Requirement: The entries below contain pictures. Retype everything except those pictures, exactly as given.

Records to use:
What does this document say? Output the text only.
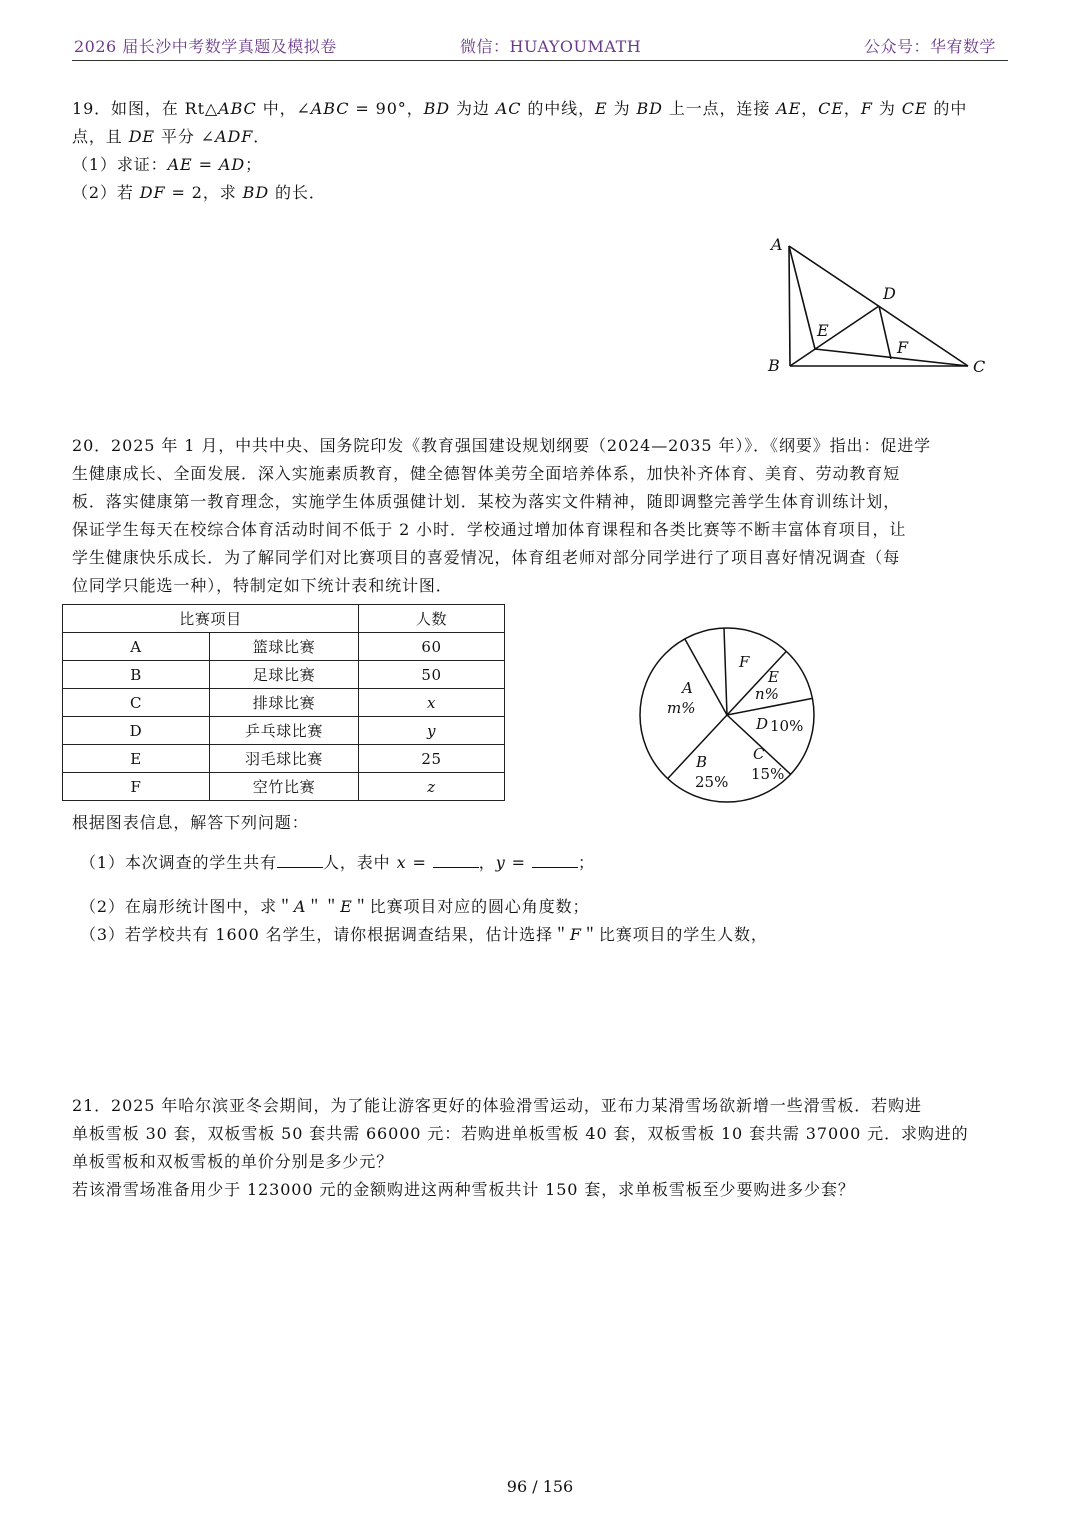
2026 届长沙中考数学真题及模拟卷	微信：HUAYOUMATH	公众号：华宥数学
19．如图，在 Rt△ABC 中，∠ABC = 90°，BD 为边 AC 的中线，E 为 BD 上一点，连接 AE，CE，F 为 CE 的中
点，且 DE 平分 ∠ADF．
（1）求证：AE = AD；
（2）若 DF = 2，求 BD 的长．
A
B	C
D
E
F
20．2025 年 1 月，中共中央、国务院印发《教育强国建设规划纲要（2024—2035 年）》．《纲要》指出：促进学
生健康成长、全面发展．深入实施素质教育，健全德智体美劳全面培养体系，加快补齐体育、美育、劳动教育短
板．落实健康第一教育理念，实施学生体质强健计划．某校为落实文件精神，随即调整完善学生体育训练计划，
保证学生每天在校综合体育活动时间不低于 2 小时．学校通过增加体育课程和各类比赛等不断丰富体育项目，让
学生健康快乐成长．为了解同学们对比赛项目的喜爱情况，体育组老师对部分同学进行了项目喜好情况调查（每
位同学只能选一种），特制定如下统计表和统计图．
比赛项目		人数
A	篮球比赛	60
B	足球比赛	50
C	排球比赛	x
D	乒乓球比赛	y
E	羽毛球比赛	25
F	空竹比赛	z
A
m%
B
25%
C
15%
D 10%
E
n%
F
根据图表信息，解答下列问题：
（1）本次调查的学生共有	人，表中 x =	，y =	；
（2）在扇形统计图中，求＂A＂＂E＂比赛项目对应的圆心角度数；
（3）若学校共有 1600 名学生，请你根据调查结果，估计选择＂F＂比赛项目的学生人数，
21．2025 年哈尔滨亚冬会期间，为了能让游客更好的体验滑雪运动，亚布力某滑雪场欲新增一些滑雪板．若购进
单板雪板 30 套，双板雪板 50 套共需 66000 元：若购进单板雪板 40 套，双板雪板 10 套共需 37000 元．求购进的
单板雪板和双板雪板的单价分别是多少元？
若该滑雪场准备用少于 123000 元的金额购进这两种雪板共计 150 套，求单板雪板至少要购进多少套？
96 / 156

Exercise response:
What does this document say? Output the text only.
2026 届长沙中考数学真题及模拟卷	微信：HUAYOUMATH	公众号：华宥数学
19．如图，在 Rt△ABC 中，∠ABC = 90°，BD 为边 AC 的中线，E 为 BD 上一点，连接 AE，CE，F 为 CE 的中
点，且 DE 平分 ∠ADF．
（1）求证：AE = AD；
（2）若 DF = 2，求 BD 的长．
A
B	C
D
E
F
20．2025 年 1 月，中共中央、国务院印发《教育强国建设规划纲要（2024—2035 年）》．《纲要》指出：促进学
生健康成长、全面发展．深入实施素质教育，健全德智体美劳全面培养体系，加快补齐体育、美育、劳动教育短
板．落实健康第一教育理念，实施学生体质强健计划．某校为落实文件精神，随即调整完善学生体育训练计划，
保证学生每天在校综合体育活动时间不低于 2 小时．学校通过增加体育课程和各类比赛等不断丰富体育项目，让
学生健康快乐成长．为了解同学们对比赛项目的喜爱情况，体育组老师对部分同学进行了项目喜好情况调查（每
位同学只能选一种），特制定如下统计表和统计图．
比赛项目		人数
A	篮球比赛	60
B	足球比赛	50
C	排球比赛	x
D	乒乓球比赛	y
E	羽毛球比赛	25
F	空竹比赛	z
A
m%
B
25%
C
15%
D 10%
E
n%
F
根据图表信息，解答下列问题：
（1）本次调查的学生共有	人，表中 x =	，y =	；
（2）在扇形统计图中，求＂A＂＂E＂比赛项目对应的圆心角度数；
（3）若学校共有 1600 名学生，请你根据调查结果，估计选择＂F＂比赛项目的学生人数，
21．2025 年哈尔滨亚冬会期间，为了能让游客更好的体验滑雪运动，亚布力某滑雪场欲新增一些滑雪板．若购进
单板雪板 30 套，双板雪板 50 套共需 66000 元：若购进单板雪板 40 套，双板雪板 10 套共需 37000 元．求购进的
单板雪板和双板雪板的单价分别是多少元？
若该滑雪场准备用少于 123000 元的金额购进这两种雪板共计 150 套，求单板雪板至少要购进多少套？
96 / 156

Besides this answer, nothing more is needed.